>> Start

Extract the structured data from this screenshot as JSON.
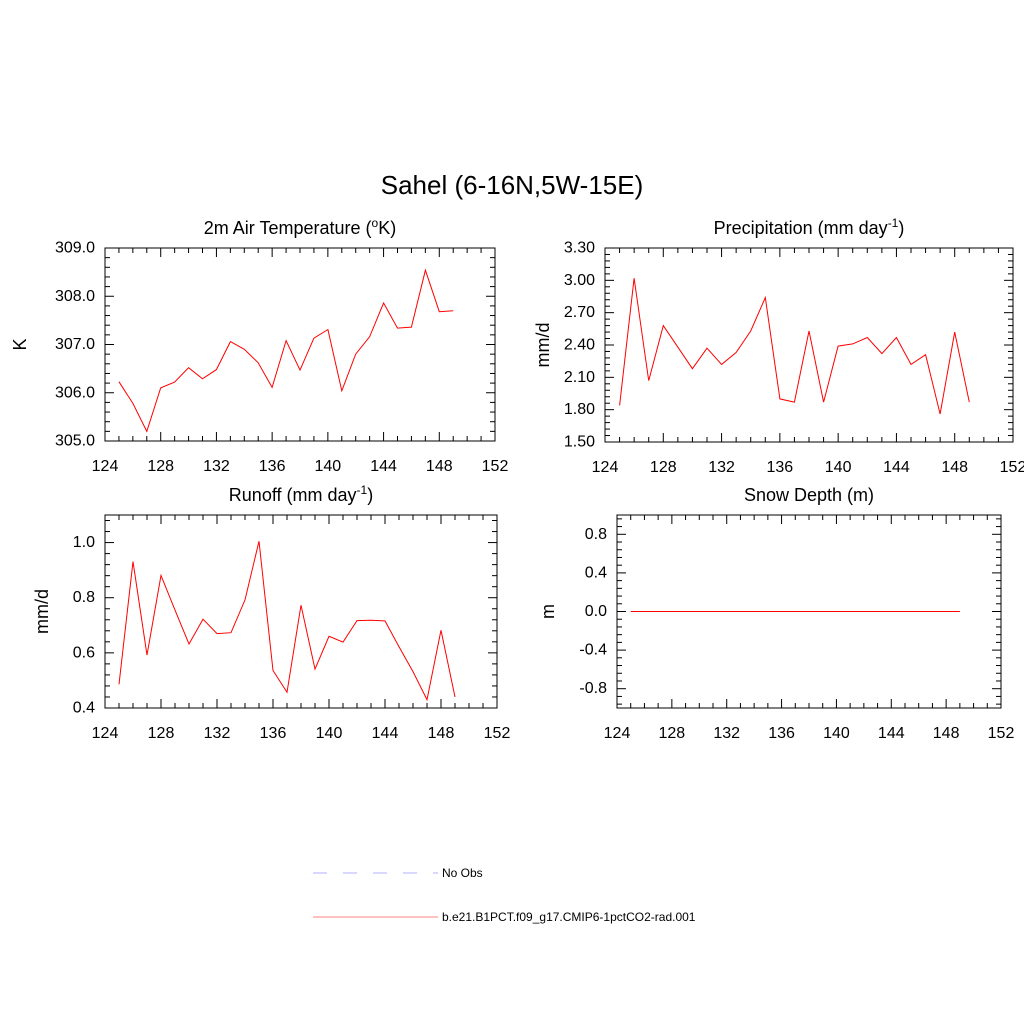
{
  "figure": {
    "title": "Sahel (6-16N,5W-15E)"
  },
  "chart_data": [
    {
      "type": "line",
      "title_parts": [
        "2m Air Temperature (",
        "o",
        "K)"
      ],
      "title_style": "sup",
      "ylabel": "K",
      "xlim": [
        124,
        152
      ],
      "ylim": [
        305.0,
        309.0
      ],
      "xticks": [
        124,
        128,
        132,
        136,
        140,
        144,
        148,
        152
      ],
      "yticks": [
        "305.0",
        "306.0",
        "307.0",
        "308.0",
        "309.0"
      ],
      "x": [
        125,
        126,
        127,
        128,
        129,
        130,
        131,
        132,
        133,
        134,
        135,
        136,
        137,
        138,
        139,
        140,
        141,
        142,
        143,
        144,
        145,
        146,
        147,
        148,
        149
      ],
      "series": [
        {
          "values": [
            306.23,
            305.78,
            305.2,
            306.1,
            306.22,
            306.52,
            306.29,
            306.48,
            307.06,
            306.9,
            306.62,
            306.11,
            307.08,
            306.47,
            307.13,
            307.31,
            306.04,
            306.8,
            307.16,
            307.86,
            307.34,
            307.36,
            308.54,
            307.68,
            307.7
          ]
        }
      ]
    },
    {
      "type": "line",
      "title_parts": [
        "Precipitation (mm day",
        "-1",
        ")"
      ],
      "title_style": "sup",
      "ylabel": "mm/d",
      "xlim": [
        124,
        152
      ],
      "ylim": [
        1.5,
        3.3
      ],
      "xticks": [
        124,
        128,
        132,
        136,
        140,
        144,
        148,
        152
      ],
      "yticks": [
        "1.50",
        "1.80",
        "2.10",
        "2.40",
        "2.70",
        "3.00",
        "3.30"
      ],
      "x": [
        125,
        126,
        127,
        128,
        129,
        130,
        131,
        132,
        133,
        134,
        135,
        136,
        137,
        138,
        139,
        140,
        141,
        142,
        143,
        144,
        145,
        146,
        147,
        148,
        149
      ],
      "series": [
        {
          "values": [
            1.84,
            3.02,
            2.07,
            2.58,
            2.38,
            2.18,
            2.37,
            2.22,
            2.33,
            2.53,
            2.84,
            1.9,
            1.87,
            2.53,
            1.87,
            2.39,
            2.41,
            2.47,
            2.32,
            2.47,
            2.22,
            2.31,
            1.76,
            2.52,
            1.87
          ]
        }
      ]
    },
    {
      "type": "line",
      "title_parts": [
        "Runoff (mm day",
        "-1",
        ")"
      ],
      "title_style": "sup",
      "ylabel": "mm/d",
      "xlim": [
        124,
        152
      ],
      "ylim": [
        0.4,
        1.1
      ],
      "xticks": [
        124,
        128,
        132,
        136,
        140,
        144,
        148,
        152
      ],
      "yticks": [
        "0.4",
        "0.6",
        "0.8",
        "1.0"
      ],
      "x": [
        125,
        126,
        127,
        128,
        129,
        130,
        131,
        132,
        133,
        134,
        135,
        136,
        137,
        138,
        139,
        140,
        141,
        142,
        143,
        144,
        145,
        146,
        147,
        148,
        149
      ],
      "series": [
        {
          "values": [
            0.486,
            0.931,
            0.592,
            0.881,
            0.755,
            0.632,
            0.722,
            0.67,
            0.673,
            0.792,
            1.005,
            0.536,
            0.457,
            0.773,
            0.541,
            0.66,
            0.639,
            0.717,
            0.718,
            0.716,
            0.622,
            0.532,
            0.43,
            0.682,
            0.44
          ]
        }
      ]
    },
    {
      "type": "line",
      "title_parts": [
        "Snow Depth (m)"
      ],
      "title_style": "plain",
      "ylabel": "m",
      "xlim": [
        124,
        152
      ],
      "ylim": [
        -1.0,
        1.0
      ],
      "xticks": [
        124,
        128,
        132,
        136,
        140,
        144,
        148,
        152
      ],
      "yticks": [
        "-0.8",
        "-0.4",
        "0.0",
        "0.4",
        "0.8"
      ],
      "x": [
        125,
        149
      ],
      "series": [
        {
          "values": [
            0.0,
            0.0
          ]
        }
      ]
    }
  ],
  "legend": {
    "entries": [
      {
        "label": "No Obs",
        "color": "#b0b0ff",
        "dash": "14,16"
      },
      {
        "label": "b.e21.B1PCT.f09_g17.CMIP6-1pctCO2-rad.001",
        "color": "#ff8080",
        "dash": ""
      }
    ]
  }
}
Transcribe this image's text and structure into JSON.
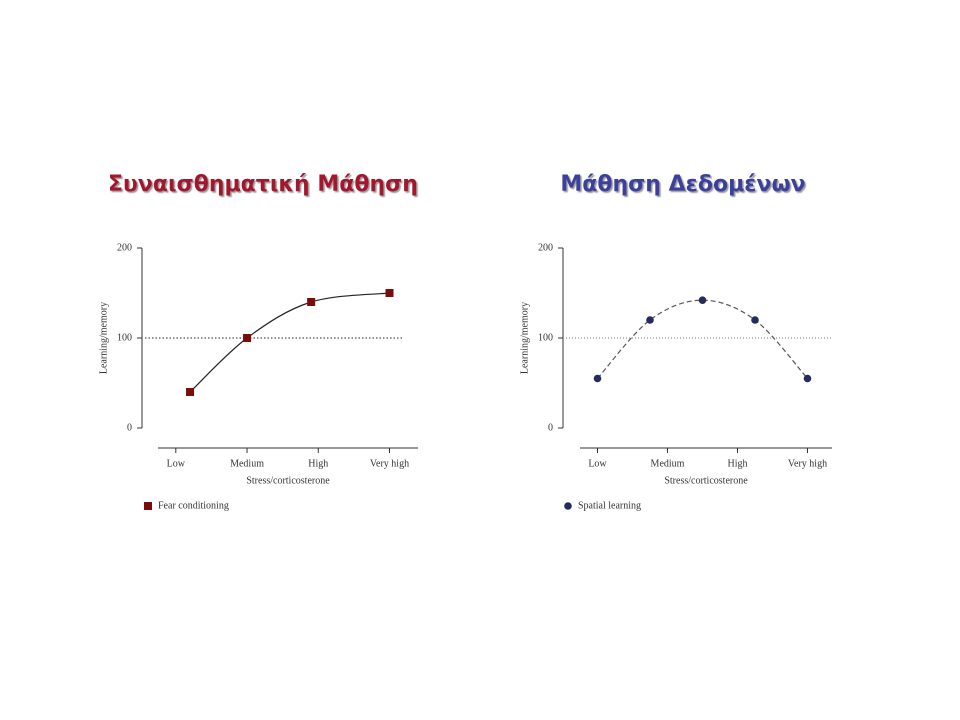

>> End

> SET TASK
Without including the pictures, reproduce all entries exactly.

> EXERCISE OUTPUT
Extract the structured data from this screenshot as JSON.
{
  "figure": {
    "title": "Sahel (6-16N,5W-15E)"
  },
  "chart_data": [
    {
      "type": "line",
      "title_parts": [
        "2m Air Temperature (",
        "o",
        "K)"
      ],
      "title_style": "sup",
      "ylabel": "K",
      "xlim": [
        124,
        152
      ],
      "ylim": [
        305.0,
        309.0
      ],
      "xticks": [
        124,
        128,
        132,
        136,
        140,
        144,
        148,
        152
      ],
      "yticks": [
        "305.0",
        "306.0",
        "307.0",
        "308.0",
        "309.0"
      ],
      "x": [
        125,
        126,
        127,
        128,
        129,
        130,
        131,
        132,
        133,
        134,
        135,
        136,
        137,
        138,
        139,
        140,
        141,
        142,
        143,
        144,
        145,
        146,
        147,
        148,
        149
      ],
      "series": [
        {
          "values": [
            306.23,
            305.78,
            305.2,
            306.1,
            306.22,
            306.52,
            306.29,
            306.48,
            307.06,
            306.9,
            306.62,
            306.11,
            307.08,
            306.47,
            307.13,
            307.31,
            306.04,
            306.8,
            307.16,
            307.86,
            307.34,
            307.36,
            308.54,
            307.68,
            307.7
          ]
        }
      ]
    },
    {
      "type": "line",
      "title_parts": [
        "Precipitation (mm day",
        "-1",
        ")"
      ],
      "title_style": "sup",
      "ylabel": "mm/d",
      "xlim": [
        124,
        152
      ],
      "ylim": [
        1.5,
        3.3
      ],
      "xticks": [
        124,
        128,
        132,
        136,
        140,
        144,
        148,
        152
      ],
      "yticks": [
        "1.50",
        "1.80",
        "2.10",
        "2.40",
        "2.70",
        "3.00",
        "3.30"
      ],
      "x": [
        125,
        126,
        127,
        128,
        129,
        130,
        131,
        132,
        133,
        134,
        135,
        136,
        137,
        138,
        139,
        140,
        141,
        142,
        143,
        144,
        145,
        146,
        147,
        148,
        149
      ],
      "series": [
        {
          "values": [
            1.84,
            3.02,
            2.07,
            2.58,
            2.38,
            2.18,
            2.37,
            2.22,
            2.33,
            2.53,
            2.84,
            1.9,
            1.87,
            2.53,
            1.87,
            2.39,
            2.41,
            2.47,
            2.32,
            2.47,
            2.22,
            2.31,
            1.76,
            2.52,
            1.87
          ]
        }
      ]
    },
    {
      "type": "line",
      "title_parts": [
        "Runoff (mm day",
        "-1",
        ")"
      ],
      "title_style": "sup",
      "ylabel": "mm/d",
      "xlim": [
        124,
        152
      ],
      "ylim": [
        0.4,
        1.1
      ],
      "xticks": [
        124,
        128,
        132,
        136,
        140,
        144,
        148,
        152
      ],
      "yticks": [
        "0.4",
        "0.6",
        "0.8",
        "1.0"
      ],
      "x": [
        125,
        126,
        127,
        128,
        129,
        130,
        131,
        132,
        133,
        134,
        135,
        136,
        137,
        138,
        139,
        140,
        141,
        142,
        143,
        144,
        145,
        146,
        147,
        148,
        149
      ],
      "series": [
        {
          "values": [
            0.486,
            0.931,
            0.592,
            0.881,
            0.755,
            0.632,
            0.722,
            0.67,
            0.673,
            0.792,
            1.005,
            0.536,
            0.457,
            0.773,
            0.541,
            0.66,
            0.639,
            0.717,
            0.718,
            0.716,
            0.622,
            0.532,
            0.43,
            0.682,
            0.44
          ]
        }
      ]
    },
    {
      "type": "line",
      "title_parts": [
        "Snow Depth (m)"
      ],
      "title_style": "plain",
      "ylabel": "m",
      "xlim": [
        124,
        152
      ],
      "ylim": [
        -1.0,
        1.0
      ],
      "xticks": [
        124,
        128,
        132,
        136,
        140,
        144,
        148,
        152
      ],
      "yticks": [
        "-0.8",
        "-0.4",
        "0.0",
        "0.4",
        "0.8"
      ],
      "x": [
        125,
        149
      ],
      "series": [
        {
          "values": [
            0.0,
            0.0
          ]
        }
      ]
    }
  ],
  "legend": {
    "entries": [
      {
        "label": "No Obs",
        "color": "#b0b0ff",
        "dash": "14,16"
      },
      {
        "label": "b.e21.B1PCT.f09_g17.CMIP6-1pctCO2-rad.001",
        "color": "#ff8080",
        "dash": ""
      }
    ]
  }
}
Transcribe this image's text and structure into JSON.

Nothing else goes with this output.